### Input records
######
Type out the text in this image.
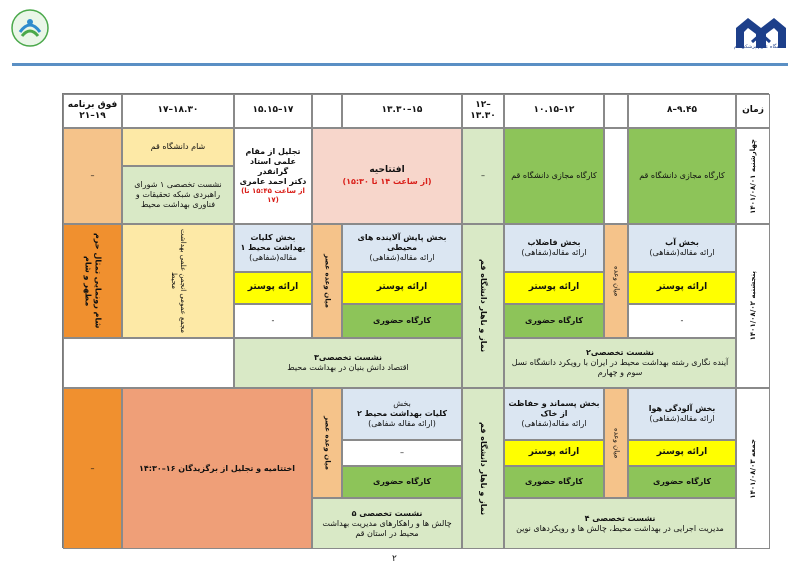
دانشگاه علوم پزشکی قم
زمان
۸–۹.۴۵
۱۰.۱۵–۱۲
۱۲– ۱۳.۳۰
۱۳.۳۰–۱۵
۱۵.۱۵–۱۷
۱۷–۱۸.۳۰
فوق برنامه ۱۹–۲۱
چهارشنبه ۱۴۰۱/۰۸/۰۱
کارگاه مجازی دانشگاه قم
کارگاه مجازی دانشگاه قم
–
افتتاحیه
(از ساعت ۱۴ تا ۱۵:۳۰)
تجلیل از مقام علمی استاد گرانقدر
دکتر احمد عامری
(از ساعت ۱۵:۴۵ تا ۱۷)
شام دانشگاه قم
نشست تخصصی ۱ شورای راهبردی شبکه تحقیقات و فناوری بهداشت محیط
–
پنجشنبه ۱۴۰۱/۰۸/۰۲
بخش آب
ارائه مقاله(شفاهی)
ارائه پوستر
-
میان وعده
بخش فاضلاب
ارائه مقاله(شفاهی)
ارائه پوستر
کارگاه حضوری
نماز و ناهار دانشگاه قم
بخش پایش آلاینده های محیطی
ارائه مقاله(شفاهی)
ارائه پوستر
کارگاه حضوری
میان وعده عصر
بخش کلیات بهداشت محیط ۱
مقاله(شفاهی)
ارائه پوستر
-
مجمع عمومی انجمن علمی بهداشت محیط
شام رونمایی تمثال حرم مطهر و شام
نشست تخصصی۲
آینده نگاری رشته بهداشت محیط در ایران با رویکرد دانشگاه نسل سوم و چهارم
نشست تخصصی۳
اقتصاد دانش بنیان در بهداشت محیط
جمعه ۱۴۰۱/۰۸/۰۳
بخش آلودگی هوا
ارائه مقاله(شفاهی)
ارائه پوستر
کارگاه حضوری
میان وعده
بخش پسماند و حفاظت از خاک
ارائه مقاله(شفاهی)
ارائه پوستر
کارگاه حضوری
نماز و ناهار دانشگاه قم
بخش
کلیات بهداشت محیط ۲
(ارائه مقاله شفاهی)
–
کارگاه حضوری
میان وعده عصر
اختتامیه و تجلیل از برگزیدگان ۱۶–۱۴:۳۰
–
نشست تخصصی ۴
مدیریت اجرایی در بهداشت محیط، چالش ها و رویکردهای نوین
نشست تخصصی ۵
چالش ها و راهکارهای مدیریت بهداشت محیط در استان قم
۲
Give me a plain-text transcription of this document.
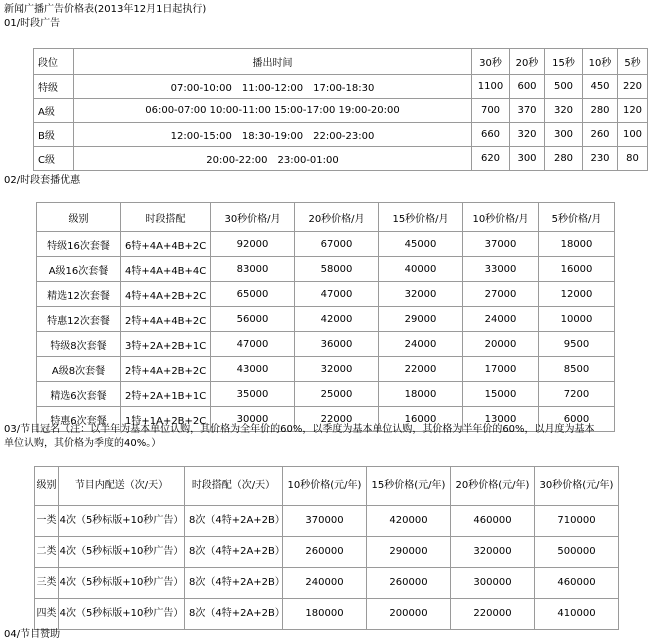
新闻广播广告价格表(2013年12月1日起执行)
01/时段广告
段位	播出时间	30秒	20秒	15秒	10秒	5秒
特级	07:00-10:00　11:00-12:00　17:00-18:30	1100	600	500	450	220
A级	06:00-07:00 10:00-11:00 15:00-17:00 19:00-20:00	700	370	320	280	120
B级	12:00-15:00　18:30-19:00　22:00-23:00	660	320	300	260	100
C级	20:00-22:00　23:00-01:00	620	300	280	230	80
02/时段套播优惠
级别	时段搭配	30秒价格/月	20秒价格/月	15秒价格/月	10秒价格/月	5秒价格/月
特级16次套餐	6特+4A+4B+2C	92000	67000	45000	37000	18000
A级16次套餐	4特+4A+4B+4C	83000	58000	40000	33000	16000
精选12次套餐	4特+4A+2B+2C	65000	47000	32000	27000	12000
特惠12次套餐	2特+4A+4B+2C	56000	42000	29000	24000	10000
特级8次套餐	3特+2A+2B+1C	47000	36000	24000	20000	9500
A级8次套餐	2特+4A+2B+2C	43000	32000	22000	17000	8500
精选6次套餐	2特+2A+1B+1C	35000	25000	18000	15000	7200
特惠6次套餐	1特+1A+2B+2C	30000	22000	16000	13000	6000
03/节目冠名（注：以半年为基本单位认购，其价格为全年价的60%，以季度为基本单位认购，其价格为半年价的60%，以月度为基本
单位认购，其价格为季度的40%。）
级别	节目内配送（次/天）	时段搭配（次/天）	10秒价格(元/年)	15秒价格(元/年)	20秒价格(元/年)	30秒价格(元/年)
一类	4次（5秒标版+10秒广告）	8次（4特+2A+2B）	370000	420000	460000	710000
二类	4次（5秒标版+10秒广告）	8次（4特+2A+2B）	260000	290000	320000	500000
三类	4次（5秒标版+10秒广告）	8次（4特+2A+2B）	240000	260000	300000	460000
四类	4次（5秒标版+10秒广告）	8次（4特+2A+2B）	180000	200000	220000	410000
04/节目赞助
######
Restate the entire listing word for word, excluding pictures.

### The reply
Type out the text in this image.
دانشگاه علوم پزشکی قم
زمان
۸–۹.۴۵
۱۰.۱۵–۱۲
۱۲– ۱۳.۳۰
۱۳.۳۰–۱۵
۱۵.۱۵–۱۷
۱۷–۱۸.۳۰
فوق برنامه ۱۹–۲۱
چهارشنبه ۱۴۰۱/۰۸/۰۱
کارگاه مجازی دانشگاه قم
کارگاه مجازی دانشگاه قم
–
افتتاحیه
(از ساعت ۱۴ تا ۱۵:۳۰)
تجلیل از مقام علمی استاد گرانقدر
دکتر احمد عامری
(از ساعت ۱۵:۴۵ تا ۱۷)
شام دانشگاه قم
نشست تخصصی ۱ شورای راهبردی شبکه تحقیقات و فناوری بهداشت محیط
–
پنجشنبه ۱۴۰۱/۰۸/۰۲
بخش آب
ارائه مقاله(شفاهی)
ارائه پوستر
-
میان وعده
بخش فاضلاب
ارائه مقاله(شفاهی)
ارائه پوستر
کارگاه حضوری
نماز و ناهار دانشگاه قم
بخش پایش آلاینده های محیطی
ارائه مقاله(شفاهی)
ارائه پوستر
کارگاه حضوری
میان وعده عصر
بخش کلیات بهداشت محیط ۱
مقاله(شفاهی)
ارائه پوستر
-
مجمع عمومی انجمن علمی بهداشت محیط
شام رونمایی تمثال حرم مطهر و شام
نشست تخصصی۲
آینده نگاری رشته بهداشت محیط در ایران با رویکرد دانشگاه نسل سوم و چهارم
نشست تخصصی۳
اقتصاد دانش بنیان در بهداشت محیط
جمعه ۱۴۰۱/۰۸/۰۳
بخش آلودگی هوا
ارائه مقاله(شفاهی)
ارائه پوستر
کارگاه حضوری
میان وعده
بخش پسماند و حفاظت از خاک
ارائه مقاله(شفاهی)
ارائه پوستر
کارگاه حضوری
نماز و ناهار دانشگاه قم
بخش
کلیات بهداشت محیط ۲
(ارائه مقاله شفاهی)
–
کارگاه حضوری
میان وعده عصر
اختتامیه و تجلیل از برگزیدگان ۱۶–۱۴:۳۰
–
نشست تخصصی ۴
مدیریت اجرایی در بهداشت محیط، چالش ها و رویکردهای نوین
نشست تخصصی ۵
چالش ها و راهکارهای مدیریت بهداشت محیط در استان قم
۲
Give me a plain-text transcription of this document.
新闻广播广告价格表(2013年12月1日起执行)
01/时段广告
段位	播出时间	30秒	20秒	15秒	10秒	5秒
特级	07:00-10:00　11:00-12:00　17:00-18:30	1100	600	500	450	220
A级	06:00-07:00 10:00-11:00 15:00-17:00 19:00-20:00	700	370	320	280	120
B级	12:00-15:00　18:30-19:00　22:00-23:00	660	320	300	260	100
C级	20:00-22:00　23:00-01:00	620	300	280	230	80
02/时段套播优惠
级别	时段搭配	30秒价格/月	20秒价格/月	15秒价格/月	10秒价格/月	5秒价格/月
特级16次套餐	6特+4A+4B+2C	92000	67000	45000	37000	18000
A级16次套餐	4特+4A+4B+4C	83000	58000	40000	33000	16000
精选12次套餐	4特+4A+2B+2C	65000	47000	32000	27000	12000
特惠12次套餐	2特+4A+4B+2C	56000	42000	29000	24000	10000
特级8次套餐	3特+2A+2B+1C	47000	36000	24000	20000	9500
A级8次套餐	2特+4A+2B+2C	43000	32000	22000	17000	8500
精选6次套餐	2特+2A+1B+1C	35000	25000	18000	15000	7200
特惠6次套餐	1特+1A+2B+2C	30000	22000	16000	13000	6000
03/节目冠名（注：以半年为基本单位认购，其价格为全年价的60%，以季度为基本单位认购，其价格为半年价的60%，以月度为基本
单位认购，其价格为季度的40%。）
级别	节目内配送（次/天）	时段搭配（次/天）	10秒价格(元/年)	15秒价格(元/年)	20秒价格(元/年)	30秒价格(元/年)
一类	4次（5秒标版+10秒广告）	8次（4特+2A+2B）	370000	420000	460000	710000
二类	4次（5秒标版+10秒广告）	8次（4特+2A+2B）	260000	290000	320000	500000
三类	4次（5秒标版+10秒广告）	8次（4特+2A+2B）	240000	260000	300000	460000
四类	4次（5秒标版+10秒广告）	8次（4特+2A+2B）	180000	200000	220000	410000
04/节目赞助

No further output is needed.